Reproduce the listing below line for line, without changing anything, but leave out the picture.

-- Begin Task input --

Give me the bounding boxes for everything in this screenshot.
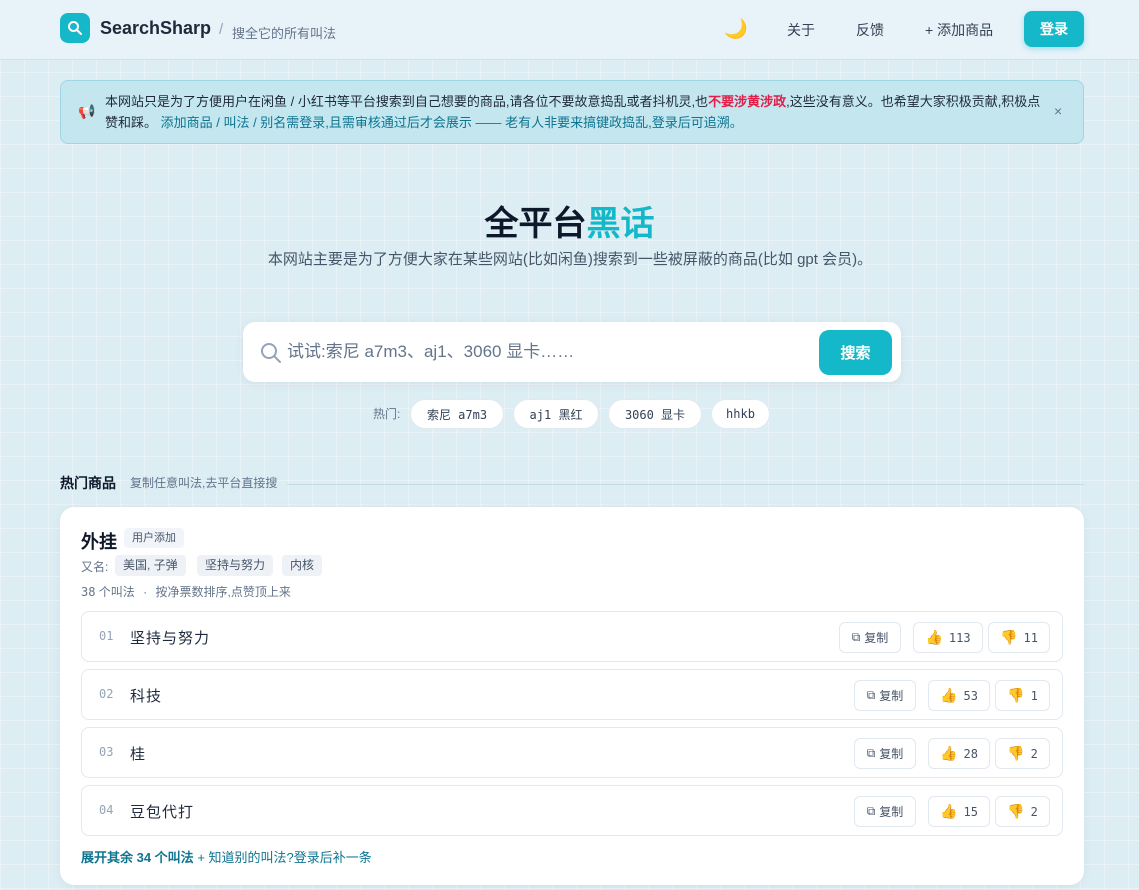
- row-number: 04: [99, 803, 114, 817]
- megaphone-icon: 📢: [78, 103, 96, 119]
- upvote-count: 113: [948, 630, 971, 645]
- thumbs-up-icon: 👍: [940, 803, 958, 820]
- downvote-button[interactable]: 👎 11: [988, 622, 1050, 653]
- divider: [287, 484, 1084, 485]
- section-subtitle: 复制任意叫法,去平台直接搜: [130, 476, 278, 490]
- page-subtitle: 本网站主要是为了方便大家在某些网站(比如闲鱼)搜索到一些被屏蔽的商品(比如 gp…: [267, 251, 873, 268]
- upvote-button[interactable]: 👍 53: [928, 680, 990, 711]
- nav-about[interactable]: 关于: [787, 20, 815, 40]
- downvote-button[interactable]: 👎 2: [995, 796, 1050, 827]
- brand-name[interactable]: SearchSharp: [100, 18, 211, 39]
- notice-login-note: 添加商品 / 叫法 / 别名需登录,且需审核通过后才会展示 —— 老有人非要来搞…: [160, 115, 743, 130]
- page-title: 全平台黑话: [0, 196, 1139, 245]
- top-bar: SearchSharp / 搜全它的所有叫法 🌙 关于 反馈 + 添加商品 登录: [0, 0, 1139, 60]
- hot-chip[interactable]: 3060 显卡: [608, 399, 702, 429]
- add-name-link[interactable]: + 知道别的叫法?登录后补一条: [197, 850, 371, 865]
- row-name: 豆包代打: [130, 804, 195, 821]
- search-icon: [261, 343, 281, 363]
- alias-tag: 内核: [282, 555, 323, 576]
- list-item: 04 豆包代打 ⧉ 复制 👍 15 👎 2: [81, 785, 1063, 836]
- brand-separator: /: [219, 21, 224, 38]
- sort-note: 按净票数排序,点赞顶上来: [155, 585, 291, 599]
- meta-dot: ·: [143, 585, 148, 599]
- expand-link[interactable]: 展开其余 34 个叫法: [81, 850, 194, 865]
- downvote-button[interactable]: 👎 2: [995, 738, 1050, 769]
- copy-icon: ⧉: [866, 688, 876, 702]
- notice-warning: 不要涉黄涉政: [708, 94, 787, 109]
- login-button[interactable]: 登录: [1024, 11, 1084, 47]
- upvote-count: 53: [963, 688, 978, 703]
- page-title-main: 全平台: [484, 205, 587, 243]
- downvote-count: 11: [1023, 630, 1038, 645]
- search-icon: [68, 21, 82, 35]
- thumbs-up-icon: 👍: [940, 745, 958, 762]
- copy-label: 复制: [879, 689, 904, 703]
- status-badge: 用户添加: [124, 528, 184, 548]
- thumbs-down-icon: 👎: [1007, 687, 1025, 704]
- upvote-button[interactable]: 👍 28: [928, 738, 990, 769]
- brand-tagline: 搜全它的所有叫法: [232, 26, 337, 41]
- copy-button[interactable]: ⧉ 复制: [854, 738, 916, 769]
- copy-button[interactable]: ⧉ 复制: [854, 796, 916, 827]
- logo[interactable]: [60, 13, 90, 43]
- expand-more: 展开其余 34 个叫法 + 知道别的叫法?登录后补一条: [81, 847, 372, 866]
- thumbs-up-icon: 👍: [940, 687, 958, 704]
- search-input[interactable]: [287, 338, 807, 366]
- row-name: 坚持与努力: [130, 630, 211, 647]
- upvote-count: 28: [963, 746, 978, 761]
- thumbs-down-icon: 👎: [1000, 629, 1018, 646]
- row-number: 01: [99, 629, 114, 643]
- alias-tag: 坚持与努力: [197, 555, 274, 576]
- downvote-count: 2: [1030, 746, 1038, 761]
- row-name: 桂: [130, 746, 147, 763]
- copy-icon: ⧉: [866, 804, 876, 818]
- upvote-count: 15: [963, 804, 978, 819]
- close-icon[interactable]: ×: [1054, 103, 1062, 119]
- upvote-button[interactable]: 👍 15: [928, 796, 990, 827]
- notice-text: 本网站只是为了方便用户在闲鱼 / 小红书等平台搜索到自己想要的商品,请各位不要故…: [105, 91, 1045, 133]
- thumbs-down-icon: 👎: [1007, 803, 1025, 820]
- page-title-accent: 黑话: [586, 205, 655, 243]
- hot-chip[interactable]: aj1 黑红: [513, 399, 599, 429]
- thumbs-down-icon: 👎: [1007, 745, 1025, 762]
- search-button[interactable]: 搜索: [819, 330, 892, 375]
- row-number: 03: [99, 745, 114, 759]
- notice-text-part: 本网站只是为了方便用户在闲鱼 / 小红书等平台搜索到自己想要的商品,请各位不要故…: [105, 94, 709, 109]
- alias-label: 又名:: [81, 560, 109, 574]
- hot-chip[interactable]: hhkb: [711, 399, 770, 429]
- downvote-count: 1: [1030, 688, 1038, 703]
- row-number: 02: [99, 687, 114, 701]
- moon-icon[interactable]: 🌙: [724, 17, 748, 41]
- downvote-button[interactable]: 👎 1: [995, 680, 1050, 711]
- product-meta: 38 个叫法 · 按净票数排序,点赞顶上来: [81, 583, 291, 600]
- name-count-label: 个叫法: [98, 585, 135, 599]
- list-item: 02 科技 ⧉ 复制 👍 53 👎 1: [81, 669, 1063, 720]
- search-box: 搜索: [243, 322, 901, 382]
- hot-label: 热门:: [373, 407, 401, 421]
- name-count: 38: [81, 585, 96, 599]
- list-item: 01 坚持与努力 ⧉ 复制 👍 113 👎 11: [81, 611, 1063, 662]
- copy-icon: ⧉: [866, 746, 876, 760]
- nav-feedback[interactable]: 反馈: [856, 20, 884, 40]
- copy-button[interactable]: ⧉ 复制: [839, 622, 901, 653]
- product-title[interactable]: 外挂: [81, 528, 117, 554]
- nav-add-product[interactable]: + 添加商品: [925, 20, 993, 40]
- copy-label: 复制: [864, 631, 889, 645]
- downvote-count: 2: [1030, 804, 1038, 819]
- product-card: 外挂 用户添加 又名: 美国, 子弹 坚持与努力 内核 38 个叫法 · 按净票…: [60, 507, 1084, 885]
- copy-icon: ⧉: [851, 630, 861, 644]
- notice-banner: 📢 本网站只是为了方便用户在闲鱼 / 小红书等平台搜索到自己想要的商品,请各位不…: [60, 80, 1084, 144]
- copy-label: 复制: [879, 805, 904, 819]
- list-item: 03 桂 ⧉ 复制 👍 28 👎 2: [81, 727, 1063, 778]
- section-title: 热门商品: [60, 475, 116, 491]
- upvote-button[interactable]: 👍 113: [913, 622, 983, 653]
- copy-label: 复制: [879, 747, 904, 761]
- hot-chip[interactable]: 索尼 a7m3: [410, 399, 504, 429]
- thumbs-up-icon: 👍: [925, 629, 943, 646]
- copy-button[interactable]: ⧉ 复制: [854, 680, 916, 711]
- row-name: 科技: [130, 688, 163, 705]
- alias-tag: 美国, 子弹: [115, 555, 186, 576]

-- End Task input --

= Solution =
Give me the bounding boxes for everything in this screenshot.
- row-number: 04: [99, 803, 114, 817]
- megaphone-icon: 📢: [78, 103, 96, 119]
- upvote-count: 113: [948, 630, 971, 645]
- thumbs-up-icon: 👍: [940, 803, 958, 820]
- downvote-button[interactable]: 👎 11: [988, 622, 1050, 653]
- divider: [287, 484, 1084, 485]
- section-subtitle: 复制任意叫法,去平台直接搜: [130, 476, 278, 490]
- page-subtitle: 本网站主要是为了方便大家在某些网站(比如闲鱼)搜索到一些被屏蔽的商品(比如 gp…: [267, 251, 873, 268]
- upvote-button[interactable]: 👍 53: [928, 680, 990, 711]
- nav-about[interactable]: 关于: [787, 20, 815, 40]
- downvote-button[interactable]: 👎 2: [995, 796, 1050, 827]
- brand-name[interactable]: SearchSharp: [100, 18, 211, 39]
- notice-login-note: 添加商品 / 叫法 / 别名需登录,且需审核通过后才会展示 —— 老有人非要来搞…: [160, 115, 743, 130]
- page-title: 全平台黑话: [0, 196, 1139, 245]
- top-bar: SearchSharp / 搜全它的所有叫法 🌙 关于 反馈 + 添加商品 登录: [0, 0, 1139, 60]
- hot-chip[interactable]: 3060 显卡: [608, 399, 702, 429]
- add-name-link[interactable]: + 知道别的叫法?登录后补一条: [197, 850, 371, 865]
- row-name: 豆包代打: [130, 804, 195, 821]
- search-icon: [261, 343, 281, 363]
- alias-tag: 内核: [282, 555, 323, 576]
- list-item: 04 豆包代打 ⧉ 复制 👍 15 👎 2: [81, 785, 1063, 836]
- brand-separator: /: [219, 21, 224, 38]
- sort-note: 按净票数排序,点赞顶上来: [155, 585, 291, 599]
- meta-dot: ·: [143, 585, 148, 599]
- expand-link[interactable]: 展开其余 34 个叫法: [81, 850, 194, 865]
- downvote-button[interactable]: 👎 2: [995, 738, 1050, 769]
- copy-icon: ⧉: [866, 688, 876, 702]
- notice-warning: 不要涉黄涉政: [708, 94, 787, 109]
- login-button[interactable]: 登录: [1024, 11, 1084, 47]
- upvote-count: 53: [963, 688, 978, 703]
- page-title-main: 全平台: [484, 205, 587, 243]
- downvote-count: 11: [1023, 630, 1038, 645]
- search-icon: [68, 21, 82, 35]
- thumbs-up-icon: 👍: [940, 745, 958, 762]
- copy-label: 复制: [879, 689, 904, 703]
- status-badge: 用户添加: [124, 528, 184, 548]
- thumbs-down-icon: 👎: [1007, 687, 1025, 704]
- upvote-button[interactable]: 👍 28: [928, 738, 990, 769]
- brand-tagline: 搜全它的所有叫法: [232, 26, 337, 41]
- copy-button[interactable]: ⧉ 复制: [854, 738, 916, 769]
- copy-button[interactable]: ⧉ 复制: [854, 796, 916, 827]
- logo[interactable]: [60, 13, 90, 43]
- expand-more: 展开其余 34 个叫法 + 知道别的叫法?登录后补一条: [81, 847, 372, 866]
- thumbs-up-icon: 👍: [940, 687, 958, 704]
- search-input[interactable]: [287, 338, 807, 366]
- row-name: 坚持与努力: [130, 630, 211, 647]
- upvote-count: 28: [963, 746, 978, 761]
- thumbs-down-icon: 👎: [1000, 629, 1018, 646]
- row-number: 01: [99, 629, 114, 643]
- alias-tag: 坚持与努力: [197, 555, 274, 576]
- downvote-count: 2: [1030, 746, 1038, 761]
- row-name: 桂: [130, 746, 147, 763]
- copy-icon: ⧉: [866, 804, 876, 818]
- upvote-count: 15: [963, 804, 978, 819]
- close-icon[interactable]: ×: [1054, 103, 1062, 119]
- upvote-button[interactable]: 👍 15: [928, 796, 990, 827]
- notice-text: 本网站只是为了方便用户在闲鱼 / 小红书等平台搜索到自己想要的商品,请各位不要故…: [105, 91, 1045, 133]
- thumbs-down-icon: 👎: [1007, 803, 1025, 820]
- page-title-accent: 黑话: [586, 205, 655, 243]
- hot-chip[interactable]: aj1 黑红: [513, 399, 599, 429]
- thumbs-down-icon: 👎: [1007, 745, 1025, 762]
- search-button[interactable]: 搜索: [819, 330, 892, 375]
- row-number: 03: [99, 745, 114, 759]
- notice-text-part: 本网站只是为了方便用户在闲鱼 / 小红书等平台搜索到自己想要的商品,请各位不要故…: [105, 94, 709, 109]
- alias-label: 又名:: [81, 560, 109, 574]
- hot-chip[interactable]: hhkb: [711, 399, 770, 429]
- downvote-count: 1: [1030, 688, 1038, 703]
- row-number: 02: [99, 687, 114, 701]
- moon-icon[interactable]: 🌙: [724, 17, 748, 41]
- downvote-button[interactable]: 👎 1: [995, 680, 1050, 711]
- product-meta: 38 个叫法 · 按净票数排序,点赞顶上来: [81, 583, 291, 600]
- name-count-label: 个叫法: [98, 585, 135, 599]
- list-item: 02 科技 ⧉ 复制 👍 53 👎 1: [81, 669, 1063, 720]
- search-box: 搜索: [243, 322, 901, 382]
- hot-label: 热门:: [373, 407, 401, 421]
- name-count: 38: [81, 585, 96, 599]
- list-item: 01 坚持与努力 ⧉ 复制 👍 113 👎 11: [81, 611, 1063, 662]
- copy-icon: ⧉: [866, 746, 876, 760]
- nav-feedback[interactable]: 反馈: [856, 20, 884, 40]
- copy-button[interactable]: ⧉ 复制: [839, 622, 901, 653]
- product-title[interactable]: 外挂: [81, 528, 117, 554]
- nav-add-product[interactable]: + 添加商品: [925, 20, 993, 40]
- copy-label: 复制: [864, 631, 889, 645]
- downvote-count: 2: [1030, 804, 1038, 819]
- product-card: 外挂 用户添加 又名: 美国, 子弹 坚持与努力 内核 38 个叫法 · 按净票…: [60, 507, 1084, 885]
- copy-icon: ⧉: [851, 630, 861, 644]
- notice-banner: 📢 本网站只是为了方便用户在闲鱼 / 小红书等平台搜索到自己想要的商品,请各位不…: [60, 80, 1084, 144]
- copy-label: 复制: [879, 805, 904, 819]
- list-item: 03 桂 ⧉ 复制 👍 28 👎 2: [81, 727, 1063, 778]
- section-title: 热门商品: [60, 475, 116, 491]
- upvote-button[interactable]: 👍 113: [913, 622, 983, 653]
- copy-label: 复制: [879, 747, 904, 761]
- hot-chip[interactable]: 索尼 a7m3: [410, 399, 504, 429]
- thumbs-up-icon: 👍: [925, 629, 943, 646]
- copy-button[interactable]: ⧉ 复制: [854, 680, 916, 711]
- row-name: 科技: [130, 688, 163, 705]
- alias-tag: 美国, 子弹: [115, 555, 186, 576]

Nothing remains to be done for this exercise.